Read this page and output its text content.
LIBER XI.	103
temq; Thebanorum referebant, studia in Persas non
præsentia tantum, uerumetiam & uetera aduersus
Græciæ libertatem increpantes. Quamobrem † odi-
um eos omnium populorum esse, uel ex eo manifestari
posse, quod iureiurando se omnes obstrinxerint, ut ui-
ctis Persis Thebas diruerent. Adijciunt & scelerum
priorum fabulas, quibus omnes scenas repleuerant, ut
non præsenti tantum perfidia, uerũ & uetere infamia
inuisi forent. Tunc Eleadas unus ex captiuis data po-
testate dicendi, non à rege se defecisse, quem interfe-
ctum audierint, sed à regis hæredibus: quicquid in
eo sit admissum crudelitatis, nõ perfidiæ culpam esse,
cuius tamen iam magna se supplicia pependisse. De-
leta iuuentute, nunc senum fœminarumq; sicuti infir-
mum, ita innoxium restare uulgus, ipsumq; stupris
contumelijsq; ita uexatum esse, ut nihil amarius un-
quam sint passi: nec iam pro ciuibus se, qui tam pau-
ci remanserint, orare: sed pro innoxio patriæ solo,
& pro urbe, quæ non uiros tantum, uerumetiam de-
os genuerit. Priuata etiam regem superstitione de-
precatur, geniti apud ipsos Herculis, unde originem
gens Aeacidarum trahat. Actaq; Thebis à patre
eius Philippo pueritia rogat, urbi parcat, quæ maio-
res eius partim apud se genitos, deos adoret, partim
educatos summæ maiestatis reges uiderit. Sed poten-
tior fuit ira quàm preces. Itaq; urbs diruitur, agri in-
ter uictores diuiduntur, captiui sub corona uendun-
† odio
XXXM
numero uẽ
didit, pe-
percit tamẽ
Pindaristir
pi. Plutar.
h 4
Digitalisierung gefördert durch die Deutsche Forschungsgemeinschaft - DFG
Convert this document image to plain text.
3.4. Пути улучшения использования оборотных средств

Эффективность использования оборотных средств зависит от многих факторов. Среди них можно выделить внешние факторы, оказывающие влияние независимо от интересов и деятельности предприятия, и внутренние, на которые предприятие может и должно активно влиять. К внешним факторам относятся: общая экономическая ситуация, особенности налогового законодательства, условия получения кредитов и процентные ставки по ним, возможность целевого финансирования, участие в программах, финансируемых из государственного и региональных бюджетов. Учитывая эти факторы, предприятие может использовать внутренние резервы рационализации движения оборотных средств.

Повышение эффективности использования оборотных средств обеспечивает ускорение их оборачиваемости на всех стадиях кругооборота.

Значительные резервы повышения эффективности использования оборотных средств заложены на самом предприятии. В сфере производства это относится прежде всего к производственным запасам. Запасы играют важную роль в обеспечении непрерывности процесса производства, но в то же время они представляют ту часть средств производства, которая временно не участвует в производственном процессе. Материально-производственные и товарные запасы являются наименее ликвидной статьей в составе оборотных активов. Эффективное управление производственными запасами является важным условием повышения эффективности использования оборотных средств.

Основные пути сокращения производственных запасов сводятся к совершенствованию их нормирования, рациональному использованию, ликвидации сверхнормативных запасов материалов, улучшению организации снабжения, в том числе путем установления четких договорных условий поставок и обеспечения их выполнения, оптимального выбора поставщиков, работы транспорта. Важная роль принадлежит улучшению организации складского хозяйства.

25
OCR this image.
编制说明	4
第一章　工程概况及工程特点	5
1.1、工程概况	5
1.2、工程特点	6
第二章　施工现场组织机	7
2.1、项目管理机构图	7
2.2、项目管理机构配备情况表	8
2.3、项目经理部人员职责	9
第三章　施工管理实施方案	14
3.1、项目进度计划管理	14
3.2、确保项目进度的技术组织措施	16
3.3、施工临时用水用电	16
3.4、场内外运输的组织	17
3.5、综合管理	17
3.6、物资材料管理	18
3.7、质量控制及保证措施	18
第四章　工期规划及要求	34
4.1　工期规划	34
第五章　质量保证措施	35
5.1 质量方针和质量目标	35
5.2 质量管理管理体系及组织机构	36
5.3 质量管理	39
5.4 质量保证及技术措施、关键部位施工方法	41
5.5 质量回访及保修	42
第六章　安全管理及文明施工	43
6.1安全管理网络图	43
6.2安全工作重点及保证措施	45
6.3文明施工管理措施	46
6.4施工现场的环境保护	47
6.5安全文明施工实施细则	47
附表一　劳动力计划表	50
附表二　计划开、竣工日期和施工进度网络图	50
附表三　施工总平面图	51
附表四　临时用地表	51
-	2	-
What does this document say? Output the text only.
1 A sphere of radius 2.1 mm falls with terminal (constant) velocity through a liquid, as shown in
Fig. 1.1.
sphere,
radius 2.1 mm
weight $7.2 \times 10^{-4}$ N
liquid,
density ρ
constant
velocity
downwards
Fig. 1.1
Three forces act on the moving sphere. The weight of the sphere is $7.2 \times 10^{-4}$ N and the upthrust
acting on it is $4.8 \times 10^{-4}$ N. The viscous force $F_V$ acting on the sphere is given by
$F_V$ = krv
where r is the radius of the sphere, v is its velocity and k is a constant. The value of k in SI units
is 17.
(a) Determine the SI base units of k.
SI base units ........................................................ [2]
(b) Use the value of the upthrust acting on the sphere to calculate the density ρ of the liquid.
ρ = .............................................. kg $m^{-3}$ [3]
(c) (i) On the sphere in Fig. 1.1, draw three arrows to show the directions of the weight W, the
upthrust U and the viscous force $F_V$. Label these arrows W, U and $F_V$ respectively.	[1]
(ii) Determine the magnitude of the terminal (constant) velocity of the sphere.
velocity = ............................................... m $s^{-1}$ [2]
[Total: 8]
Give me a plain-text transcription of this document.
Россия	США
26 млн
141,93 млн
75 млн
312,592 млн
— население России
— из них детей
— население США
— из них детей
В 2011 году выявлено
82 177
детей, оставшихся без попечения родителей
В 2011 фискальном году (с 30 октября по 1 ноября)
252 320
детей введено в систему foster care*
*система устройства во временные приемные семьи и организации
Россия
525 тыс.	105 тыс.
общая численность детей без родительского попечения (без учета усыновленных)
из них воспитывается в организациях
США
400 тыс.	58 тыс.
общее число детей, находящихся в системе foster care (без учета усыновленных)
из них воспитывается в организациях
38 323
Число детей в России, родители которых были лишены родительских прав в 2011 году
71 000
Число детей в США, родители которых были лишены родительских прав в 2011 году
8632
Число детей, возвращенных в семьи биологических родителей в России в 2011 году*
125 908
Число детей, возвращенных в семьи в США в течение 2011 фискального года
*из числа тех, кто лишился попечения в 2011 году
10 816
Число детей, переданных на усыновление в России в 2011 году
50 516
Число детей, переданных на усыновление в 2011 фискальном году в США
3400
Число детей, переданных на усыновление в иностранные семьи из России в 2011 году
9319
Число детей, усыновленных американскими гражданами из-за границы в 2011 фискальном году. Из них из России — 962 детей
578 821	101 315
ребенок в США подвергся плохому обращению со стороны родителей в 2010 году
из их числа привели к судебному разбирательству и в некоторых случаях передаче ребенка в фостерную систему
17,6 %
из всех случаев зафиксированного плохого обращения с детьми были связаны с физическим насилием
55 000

━━━━━━━━━━━━━━━━━━━━

Task to complete
Each record above should be repeated exactly as it appears.

Written solution
Read this page and output its text content.
LIBER XI.	103
temq; Thebanorum referebant, studia in Persas non
præsentia tantum, uerumetiam & uetera aduersus
Græciæ libertatem increpantes. Quamobrem † odi-
um eos omnium populorum esse, uel ex eo manifestari
posse, quod iureiurando se omnes obstrinxerint, ut ui-
ctis Persis Thebas diruerent. Adijciunt & scelerum
priorum fabulas, quibus omnes scenas repleuerant, ut
non præsenti tantum perfidia, uerũ & uetere infamia
inuisi forent. Tunc Eleadas unus ex captiuis data po-
testate dicendi, non à rege se defecisse, quem interfe-
ctum audierint, sed à regis hæredibus: quicquid in
eo sit admissum crudelitatis, nõ perfidiæ culpam esse,
cuius tamen iam magna se supplicia pependisse. De-
leta iuuentute, nunc senum fœminarumq; sicuti infir-
mum, ita innoxium restare uulgus, ipsumq; stupris
contumelijsq; ita uexatum esse, ut nihil amarius un-
quam sint passi: nec iam pro ciuibus se, qui tam pau-
ci remanserint, orare: sed pro innoxio patriæ solo,
& pro urbe, quæ non uiros tantum, uerumetiam de-
os genuerit. Priuata etiam regem superstitione de-
precatur, geniti apud ipsos Herculis, unde originem
gens Aeacidarum trahat. Actaq; Thebis à patre
eius Philippo pueritia rogat, urbi parcat, quæ maio-
res eius partim apud se genitos, deos adoret, partim
educatos summæ maiestatis reges uiderit. Sed poten-
tior fuit ira quàm preces. Itaq; urbs diruitur, agri in-
ter uictores diuiduntur, captiui sub corona uendun-
† odio
XXXM
numero uẽ
didit, pe-
percit tamẽ
Pindaristir
pi. Plutar.
h 4
Digitalisierung gefördert durch die Deutsche Forschungsgemeinschaft - DFG
Convert this document image to plain text.
3.4. Пути улучшения использования оборотных средств

Эффективность использования оборотных средств зависит от многих факторов. Среди них можно выделить внешние факторы, оказывающие влияние независимо от интересов и деятельности предприятия, и внутренние, на которые предприятие может и должно активно влиять. К внешним факторам относятся: общая экономическая ситуация, особенности налогового законодательства, условия получения кредитов и процентные ставки по ним, возможность целевого финансирования, участие в программах, финансируемых из государственного и региональных бюджетов. Учитывая эти факторы, предприятие может использовать внутренние резервы рационализации движения оборотных средств.

Повышение эффективности использования оборотных средств обеспечивает ускорение их оборачиваемости на всех стадиях кругооборота.

Значительные резервы повышения эффективности использования оборотных средств заложены на самом предприятии. В сфере производства это относится прежде всего к производственным запасам. Запасы играют важную роль в обеспечении непрерывности процесса производства, но в то же время они представляют ту часть средств производства, которая временно не участвует в производственном процессе. Материально-производственные и товарные запасы являются наименее ликвидной статьей в составе оборотных активов. Эффективное управление производственными запасами является важным условием повышения эффективности использования оборотных средств.

Основные пути сокращения производственных запасов сводятся к совершенствованию их нормирования, рациональному использованию, ликвидации сверхнормативных запасов материалов, улучшению организации снабжения, в том числе путем установления четких договорных условий поставок и обеспечения их выполнения, оптимального выбора поставщиков, работы транспорта. Важная роль принадлежит улучшению организации складского хозяйства.

25
OCR this image.
编制说明	4
第一章　工程概况及工程特点	5
1.1、工程概况	5
1.2、工程特点	6
第二章　施工现场组织机	7
2.1、项目管理机构图	7
2.2、项目管理机构配备情况表	8
2.3、项目经理部人员职责	9
第三章　施工管理实施方案	14
3.1、项目进度计划管理	14
3.2、确保项目进度的技术组织措施	16
3.3、施工临时用水用电	16
3.4、场内外运输的组织	17
3.5、综合管理	17
3.6、物资材料管理	18
3.7、质量控制及保证措施	18
第四章　工期规划及要求	34
4.1　工期规划	34
第五章　质量保证措施	35
5.1 质量方针和质量目标	35
5.2 质量管理管理体系及组织机构	36
5.3 质量管理	39
5.4 质量保证及技术措施、关键部位施工方法	41
5.5 质量回访及保修	42
第六章　安全管理及文明施工	43
6.1安全管理网络图	43
6.2安全工作重点及保证措施	45
6.3文明施工管理措施	46
6.4施工现场的环境保护	47
6.5安全文明施工实施细则	47
附表一　劳动力计划表	50
附表二　计划开、竣工日期和施工进度网络图	50
附表三　施工总平面图	51
附表四　临时用地表	51
-	2	-
What does this document say? Output the text only.
1 A sphere of radius 2.1 mm falls with terminal (constant) velocity through a liquid, as shown in
Fig. 1.1.
sphere,
radius 2.1 mm
weight $7.2 \times 10^{-4}$ N
liquid,
density ρ
constant
velocity
downwards
Fig. 1.1
Three forces act on the moving sphere. The weight of the sphere is $7.2 \times 10^{-4}$ N and the upthrust
acting on it is $4.8 \times 10^{-4}$ N. The viscous force $F_V$ acting on the sphere is given by
$F_V$ = krv
where r is the radius of the sphere, v is its velocity and k is a constant. The value of k in SI units
is 17.
(a) Determine the SI base units of k.
SI base units ........................................................ [2]
(b) Use the value of the upthrust acting on the sphere to calculate the density ρ of the liquid.
ρ = .............................................. kg $m^{-3}$ [3]
(c) (i) On the sphere in Fig. 1.1, draw three arrows to show the directions of the weight W, the
upthrust U and the viscous force $F_V$. Label these arrows W, U and $F_V$ respectively.	[1]
(ii) Determine the magnitude of the terminal (constant) velocity of the sphere.
velocity = ............................................... m $s^{-1}$ [2]
[Total: 8]
Give me a plain-text transcription of this document.
Россия	США
26 млн
141,93 млн
75 млн
312,592 млн
— население России
— из них детей
— население США
— из них детей
В 2011 году выявлено
82 177
детей, оставшихся без попечения родителей
В 2011 фискальном году (с 30 октября по 1 ноября)
252 320
детей введено в систему foster care*
*система устройства во временные приемные семьи и организации
Россия
525 тыс.	105 тыс.
общая численность детей без родительского попечения (без учета усыновленных)
из них воспитывается в организациях
США
400 тыс.	58 тыс.
общее число детей, находящихся в системе foster care (без учета усыновленных)
из них воспитывается в организациях
38 323
Число детей в России, родители которых были лишены родительских прав в 2011 году
71 000
Число детей в США, родители которых были лишены родительских прав в 2011 году
8632
Число детей, возвращенных в семьи биологических родителей в России в 2011 году*
125 908
Число детей, возвращенных в семьи в США в течение 2011 фискального года
*из числа тех, кто лишился попечения в 2011 году
10 816
Число детей, переданных на усыновление в России в 2011 году
50 516
Число детей, переданных на усыновление в 2011 фискальном году в США
3400
Число детей, переданных на усыновление в иностранные семьи из России в 2011 году
9319
Число детей, усыновленных американскими гражданами из-за границы в 2011 фискальном году. Из них из России — 962 детей
578 821	101 315
ребенок в США подвергся плохому обращению со стороны родителей в 2010 году
из их числа привели к судебному разбирательству и в некоторых случаях передаче ребенка в фостерную систему
17,6 %
из всех случаев зафиксированного плохого обращения с детьми были связаны с физическим насилием
55 000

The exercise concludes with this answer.